- **What is expected**:
Send each entry back exactly as given, pictures excluded.

[Collected data entries]
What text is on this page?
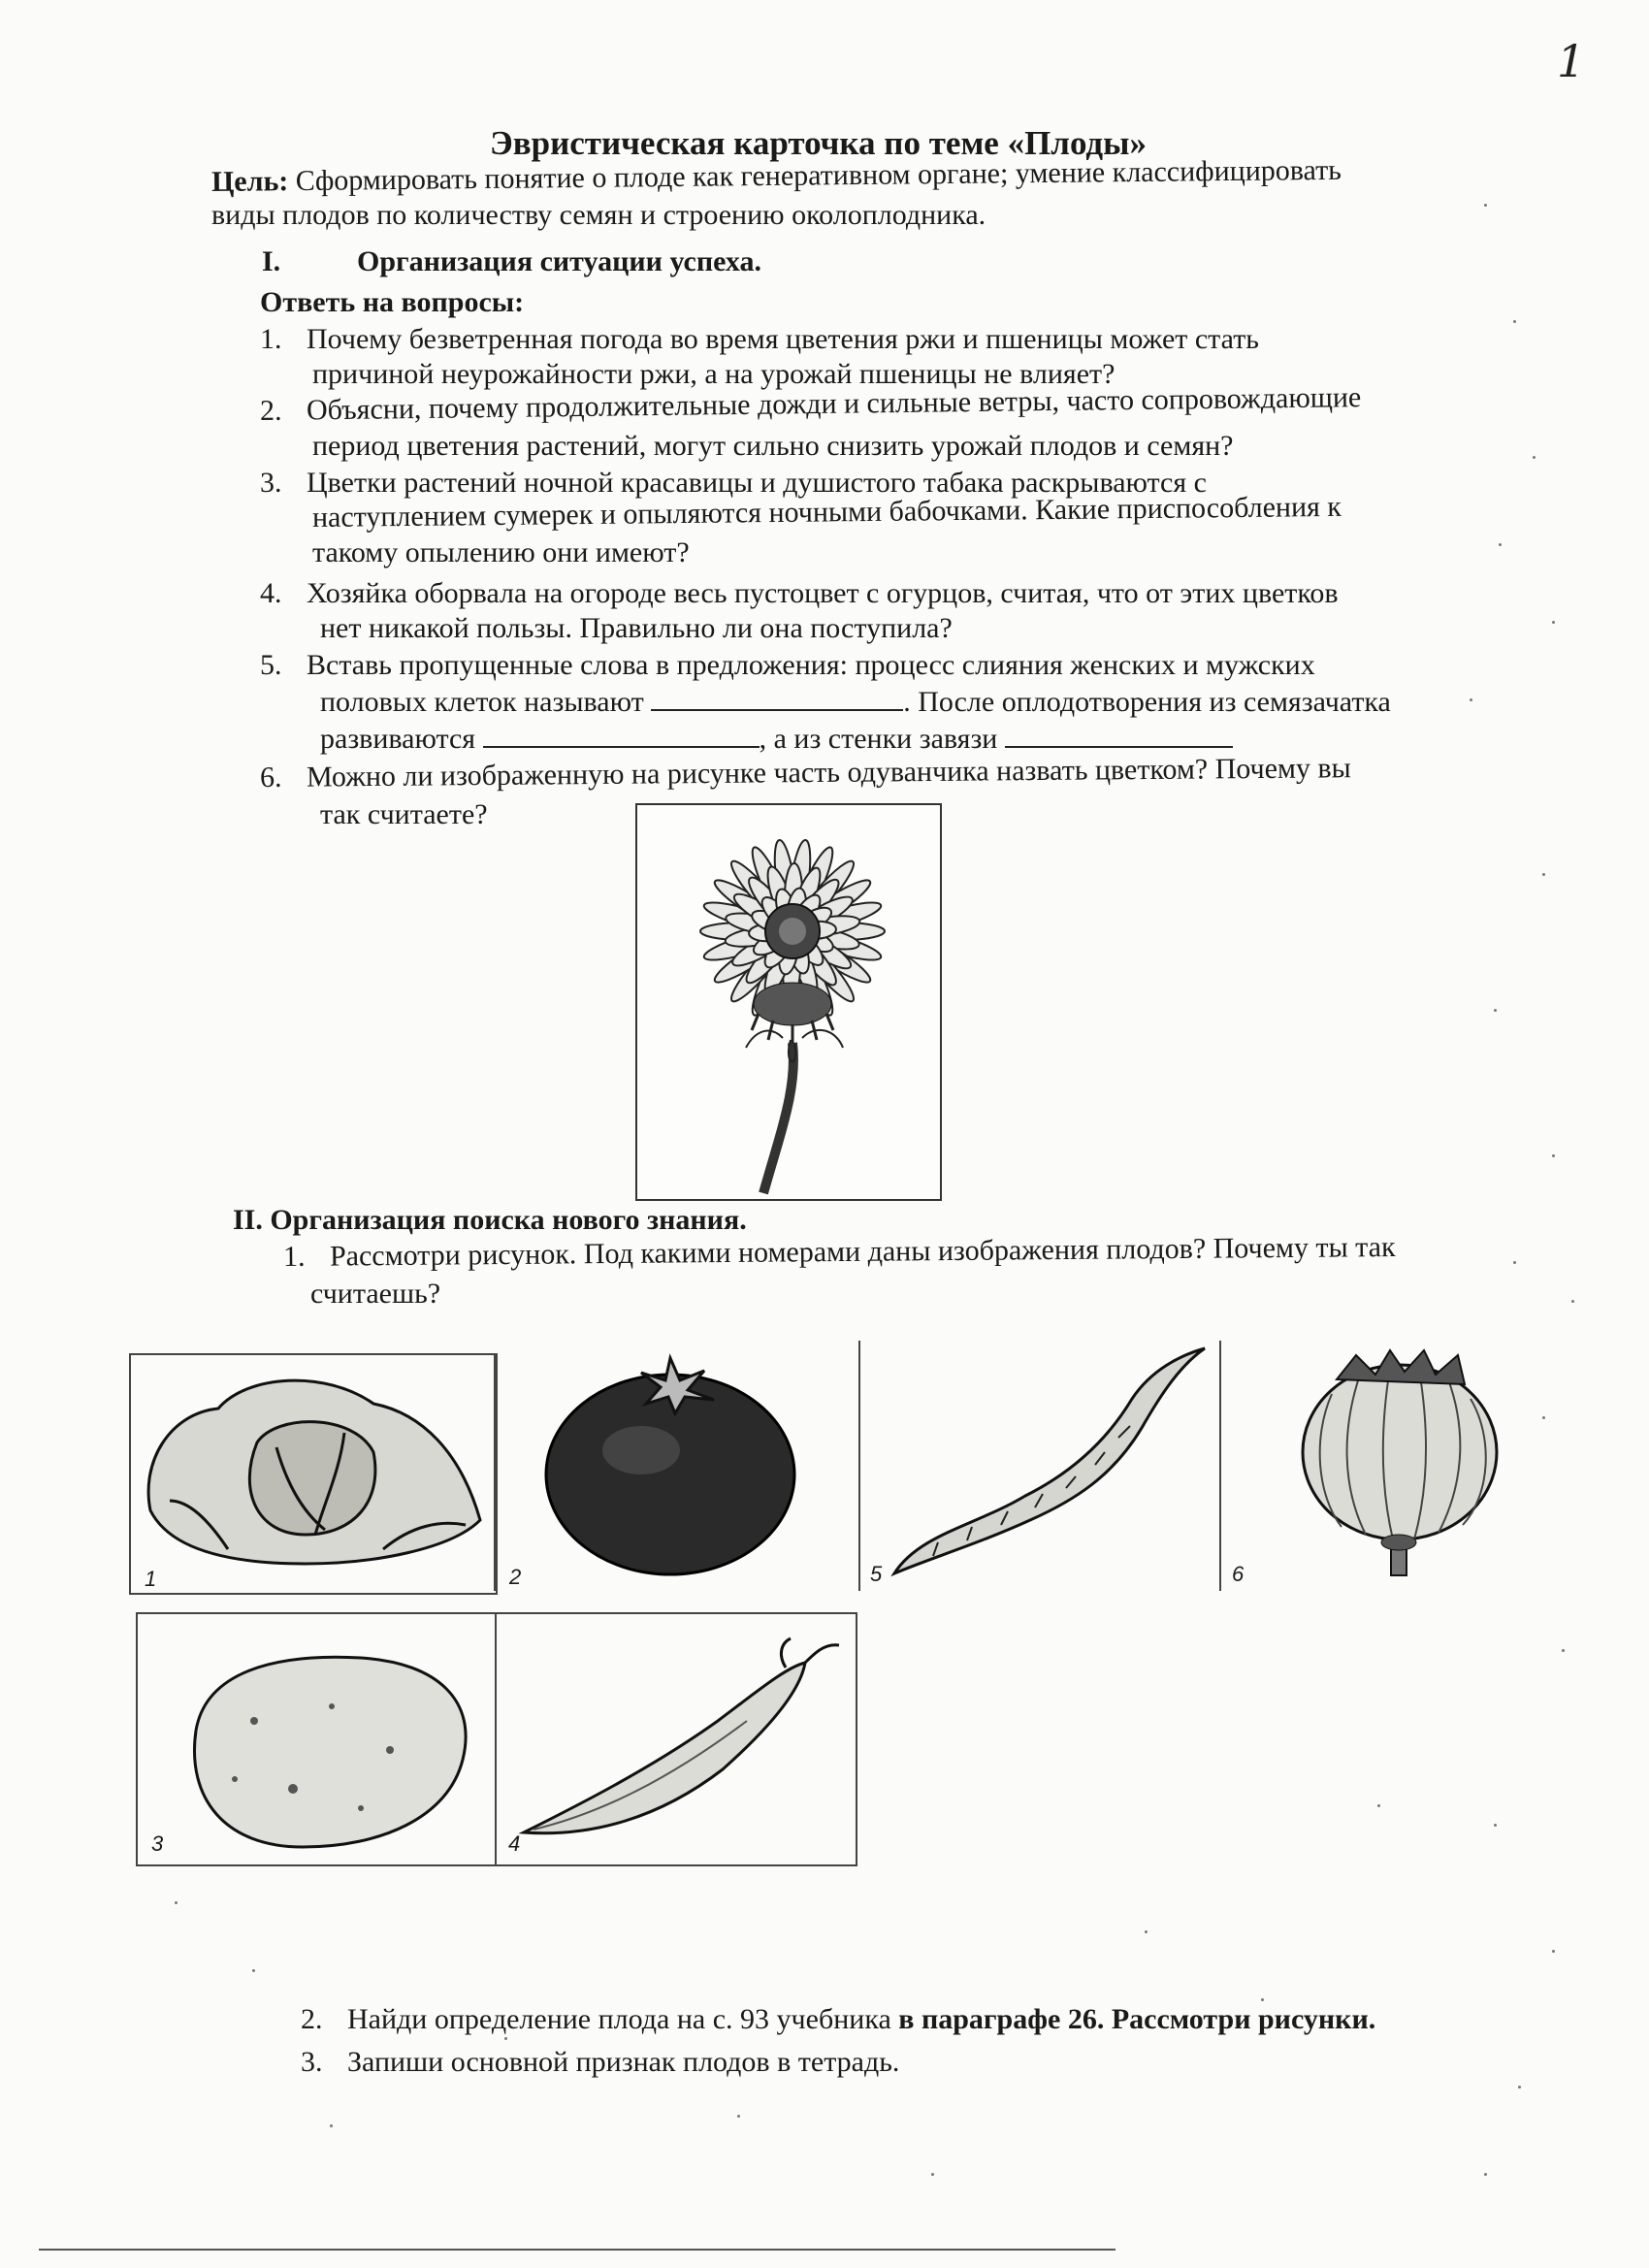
1
Эвристическая карточка по теме «Плоды»
Цель: Сформировать понятие о плоде как генеративном органе; умение классифицировать
виды плодов по количеству семян и строению околоплодника.
I.	Организация ситуации успеха.
Ответь на вопросы:
1. Почему безветренная погода во время цветения ржи и пшеницы может стать
причиной неурожайности ржи, а на урожай пшеницы не влияет?
2. Объясни, почему продолжительные дожди и сильные ветры, часто сопровождающие
период цветения растений, могут сильно снизить урожай плодов и семян?
3. Цветки растений ночной красавицы и душистого табака раскрываются с
наступлением сумерек и опыляются ночными бабочками. Какие приспособления к
такому опылению они имеют?
4. Хозяйка оборвала на огороде весь пустоцвет с огурцов, считая, что от этих цветков
нет никакой пользы. Правильно ли она поступила?
5. Вставь пропущенные слова в предложения: процесс слияния женских и мужских
половых клеток называют	. После оплодотворения из семязачатка
развиваются	, а из стенки завязи
6. Можно ли изображенную на рисунке часть одуванчика назвать цветком? Почему вы
так считаете?
II. Организация поиска нового знания.
1. Рассмотри рисунок. Под какими номерами даны изображения плодов? Почему ты так
считаешь?
1	2	5	6
3	4
2. Найди определение плода на с. 93 учебника в параграфе 26. Рассмотри рисунки.
3. Запиши основной признак плодов в тетрадь.
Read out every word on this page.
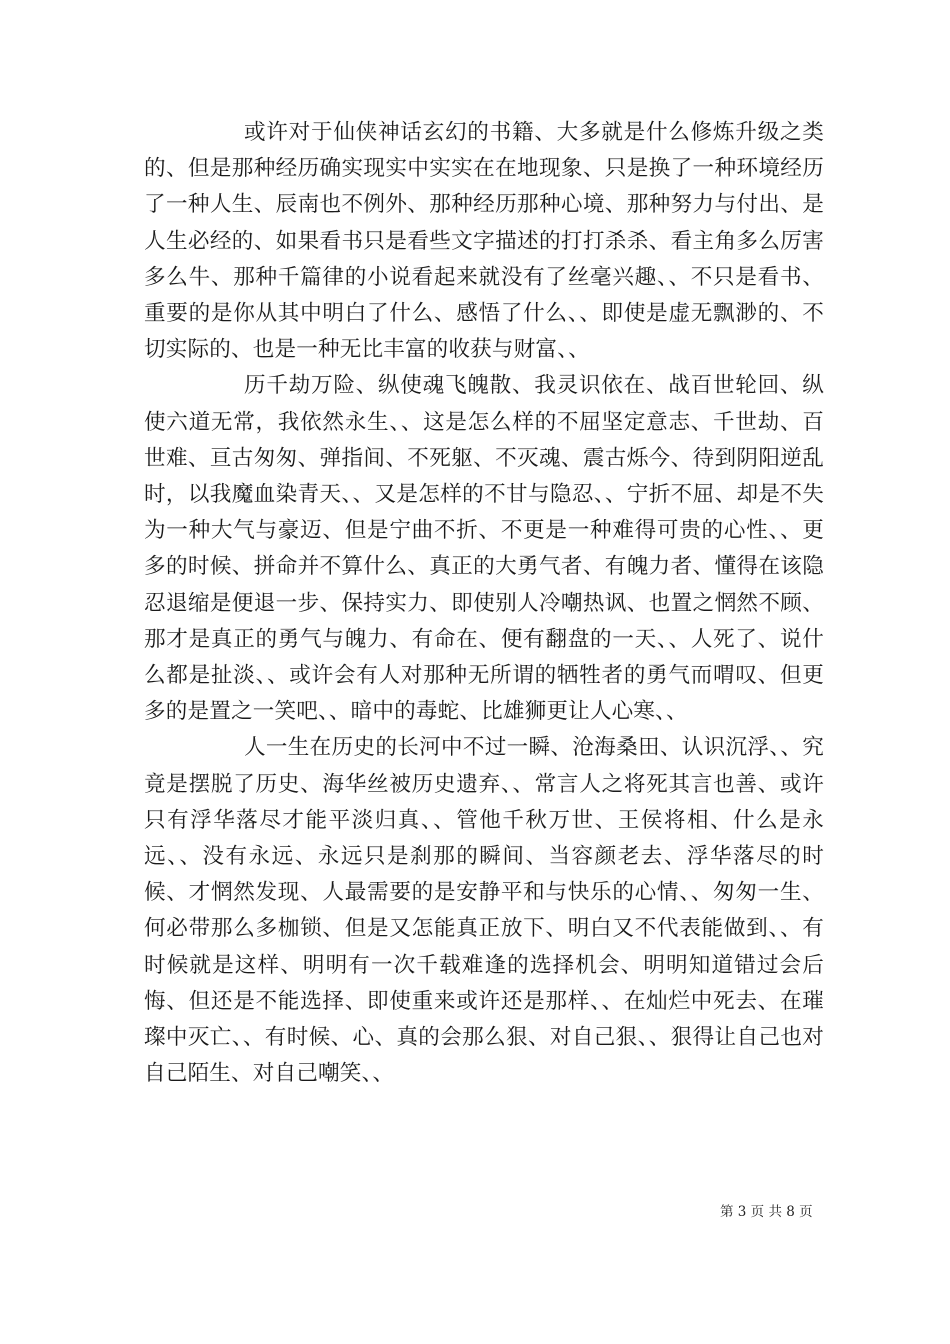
或许对于仙侠神话玄幻的书籍、大多就是什么修炼升级之类的、但是那种经历确实现实中实实在在地现象、只是换了一种环境经历了一种人生、辰南也不例外、那种经历那种心境、那种努力与付出、是人生必经的、如果看书只是看些文字描述的打打杀杀、看主角多么厉害多么牛、那种千篇律的小说看起来就没有了丝毫兴趣、、不只是看书、重要的是你从其中明白了什么、感悟了什么、、即使是虚无飘渺的、不切实际的、也是一种无比丰富的收获与财富、、

历千劫万险、纵使魂飞魄散、我灵识依在、战百世轮回、纵使六道无常，我依然永生、、这是怎么样的不屈坚定意志、千世劫、百世难、亘古匆匆、弹指间、不死躯、不灭魂、震古烁今、待到阴阳逆乱时，以我魔血染青天、、又是怎样的不甘与隐忍、、宁折不屈、却是不失为一种大气与豪迈、但是宁曲不折、不更是一种难得可贵的心性、、更多的时候、拼命并不算什么、真正的大勇气者、有魄力者、懂得在该隐忍退缩是便退一步、保持实力、即使别人冷嘲热讽、也置之惘然不顾、那才是真正的勇气与魄力、有命在、便有翻盘的一天、、人死了、说什么都是扯淡、、或许会有人对那种无所谓的牺牲者的勇气而喟叹、但更多的是置之一笑吧、、暗中的毒蛇、比雄狮更让人心寒、、

人一生在历史的长河中不过一瞬、沧海桑田、认识沉浮、、究竟是摆脱了历史、海华丝被历史遗弃、、常言人之将死其言也善、或许只有浮华落尽才能平淡归真、、管他千秋万世、王侯将相、什么是永远、、没有永远、永远只是刹那的瞬间、当容颜老去、浮华落尽的时候、才惘然发现、人最需要的是安静平和与快乐的心情、、匆匆一生、何必带那么多枷锁、但是又怎能真正放下、明白又不代表能做到、、有时候就是这样、明明有一次千载难逢的选择机会、明明知道错过会后悔、但还是不能选择、即使重来或许还是那样、、在灿烂中死去、在璀璨中灭亡、、有时候、心、真的会那么狠、对自己狠、、狠得让自己也对自己陌生、对自己嘲笑、、

第 3 页 共 8 页
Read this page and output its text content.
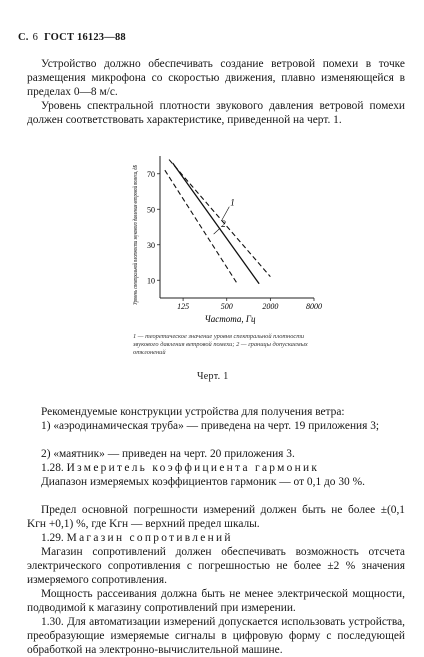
С. 6 ГОСТ 16123—88

Устройство должно обеспечивать создание ветровой помехи в точке размещения микрофона со скоростью движения, плавно изменяющейся в пределах 0—8 м/с.

Уровень спектральной плотности звукового давления ветровой помехи должен соответствовать характеристике, приведенной на черт. 1.

Уровень спектральной плотности звукового давления ветровой помехи, дБ 70
50
30
10
125	500	2000	8000
1
2
Частота, Гц

1 — теоретическое значение уровня спектральной плотности звукового давления ветровой помехи; 2 — границы допускаемых отклонений

Черт. 1

Рекомендуемые конструкции устройства для получения ветра:

1) «аэродинамическая труба» — приведена на черт. 19 приложения 3;

2) «маятник» — приведен на черт. 20 приложения 3.

1.28. Измеритель коэффициента гармоник

Диапазон измеряемых коэффициентов гармоник — от 0,1 до 30 %.

Предел основной погрешности измерений должен быть не более ±(0,1 Kгн +0,1) %, где Kгн — верхний предел шкалы.

1.29. Магазин сопротивлений

Магазин сопротивлений должен обеспечивать возможность отсчета электрического сопротивления с погрешностью не более ±2 % значения измеряемого сопротивления.

Мощность рассеивания должна быть не менее электрической мощности, подводимой к магазину сопротивлений при измерении.

1.30. Для автоматизации измерений допускается использовать устройства, преобразующие измеряемые сигналы в цифровую форму с последующей обработкой на электронно-вычислительной машине.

- **Finished exercise**:
What text is on this page?
1
Эвристическая карточка по теме «Плоды»
Цель: Сформировать понятие о плоде как генеративном органе; умение классифицировать
виды плодов по количеству семян и строению околоплодника.
I.	Организация ситуации успеха.
Ответь на вопросы:
1. Почему безветренная погода во время цветения ржи и пшеницы может стать
причиной неурожайности ржи, а на урожай пшеницы не влияет?
2. Объясни, почему продолжительные дожди и сильные ветры, часто сопровождающие
период цветения растений, могут сильно снизить урожай плодов и семян?
3. Цветки растений ночной красавицы и душистого табака раскрываются с
наступлением сумерек и опыляются ночными бабочками. Какие приспособления к
такому опылению они имеют?
4. Хозяйка оборвала на огороде весь пустоцвет с огурцов, считая, что от этих цветков
нет никакой пользы. Правильно ли она поступила?
5. Вставь пропущенные слова в предложения: процесс слияния женских и мужских
половых клеток называют	. После оплодотворения из семязачатка
развиваются	, а из стенки завязи
6. Можно ли изображенную на рисунке часть одуванчика назвать цветком? Почему вы
так считаете?
II. Организация поиска нового знания.
1. Рассмотри рисунок. Под какими номерами даны изображения плодов? Почему ты так
считаешь?
1	2	5	6
3	4
2. Найди определение плода на с. 93 учебника в параграфе 26. Рассмотри рисунки.
3. Запиши основной признак плодов в тетрадь.
Read out every word on this page.
或许对于仙侠神话玄幻的书籍、大多就是什么修炼升级之类的、但是那种经历确实现实中实实在在地现象、只是换了一种环境经历了一种人生、辰南也不例外、那种经历那种心境、那种努力与付出、是人生必经的、如果看书只是看些文字描述的打打杀杀、看主角多么厉害多么牛、那种千篇律的小说看起来就没有了丝毫兴趣、、不只是看书、重要的是你从其中明白了什么、感悟了什么、、即使是虚无飘渺的、不切实际的、也是一种无比丰富的收获与财富、、

历千劫万险、纵使魂飞魄散、我灵识依在、战百世轮回、纵使六道无常，我依然永生、、这是怎么样的不屈坚定意志、千世劫、百世难、亘古匆匆、弹指间、不死躯、不灭魂、震古烁今、待到阴阳逆乱时，以我魔血染青天、、又是怎样的不甘与隐忍、、宁折不屈、却是不失为一种大气与豪迈、但是宁曲不折、不更是一种难得可贵的心性、、更多的时候、拼命并不算什么、真正的大勇气者、有魄力者、懂得在该隐忍退缩是便退一步、保持实力、即使别人冷嘲热讽、也置之惘然不顾、那才是真正的勇气与魄力、有命在、便有翻盘的一天、、人死了、说什么都是扯淡、、或许会有人对那种无所谓的牺牲者的勇气而喟叹、但更多的是置之一笑吧、、暗中的毒蛇、比雄狮更让人心寒、、

人一生在历史的长河中不过一瞬、沧海桑田、认识沉浮、、究竟是摆脱了历史、海华丝被历史遗弃、、常言人之将死其言也善、或许只有浮华落尽才能平淡归真、、管他千秋万世、王侯将相、什么是永远、、没有永远、永远只是刹那的瞬间、当容颜老去、浮华落尽的时候、才惘然发现、人最需要的是安静平和与快乐的心情、、匆匆一生、何必带那么多枷锁、但是又怎能真正放下、明白又不代表能做到、、有时候就是这样、明明有一次千载难逢的选择机会、明明知道错过会后悔、但还是不能选择、即使重来或许还是那样、、在灿烂中死去、在璀璨中灭亡、、有时候、心、真的会那么狠、对自己狠、、狠得让自己也对自己陌生、对自己嘲笑、、

第 3 页 共 8 页
Read this page and output its text content.
С. 6 ГОСТ 16123—88

Устройство должно обеспечивать создание ветровой помехи в точке размещения микрофона со скоростью движения, плавно изменяющейся в пределах 0—8 м/с.

Уровень спектральной плотности звукового давления ветровой помехи должен соответствовать характеристике, приведенной на черт. 1.

Уровень спектральной плотности звукового давления ветровой помехи, дБ 70
50
30
10
125	500	2000	8000
1
2
Частота, Гц

1 — теоретическое значение уровня спектральной плотности звукового давления ветровой помехи; 2 — границы допускаемых отклонений

Черт. 1

Рекомендуемые конструкции устройства для получения ветра:

1) «аэродинамическая труба» — приведена на черт. 19 приложения 3;

2) «маятник» — приведен на черт. 20 приложения 3.

1.28. Измеритель коэффициента гармоник

Диапазон измеряемых коэффициентов гармоник — от 0,1 до 30 %.

Предел основной погрешности измерений должен быть не более ±(0,1 Kгн +0,1) %, где Kгн — верхний предел шкалы.

1.29. Магазин сопротивлений

Магазин сопротивлений должен обеспечивать возможность отсчета электрического сопротивления с погрешностью не более ±2 % значения измеряемого сопротивления.

Мощность рассеивания должна быть не менее электрической мощности, подводимой к магазину сопротивлений при измерении.

1.30. Для автоматизации измерений допускается использовать устройства, преобразующие измеряемые сигналы в цифровую форму с последующей обработкой на электронно-вычислительной машине.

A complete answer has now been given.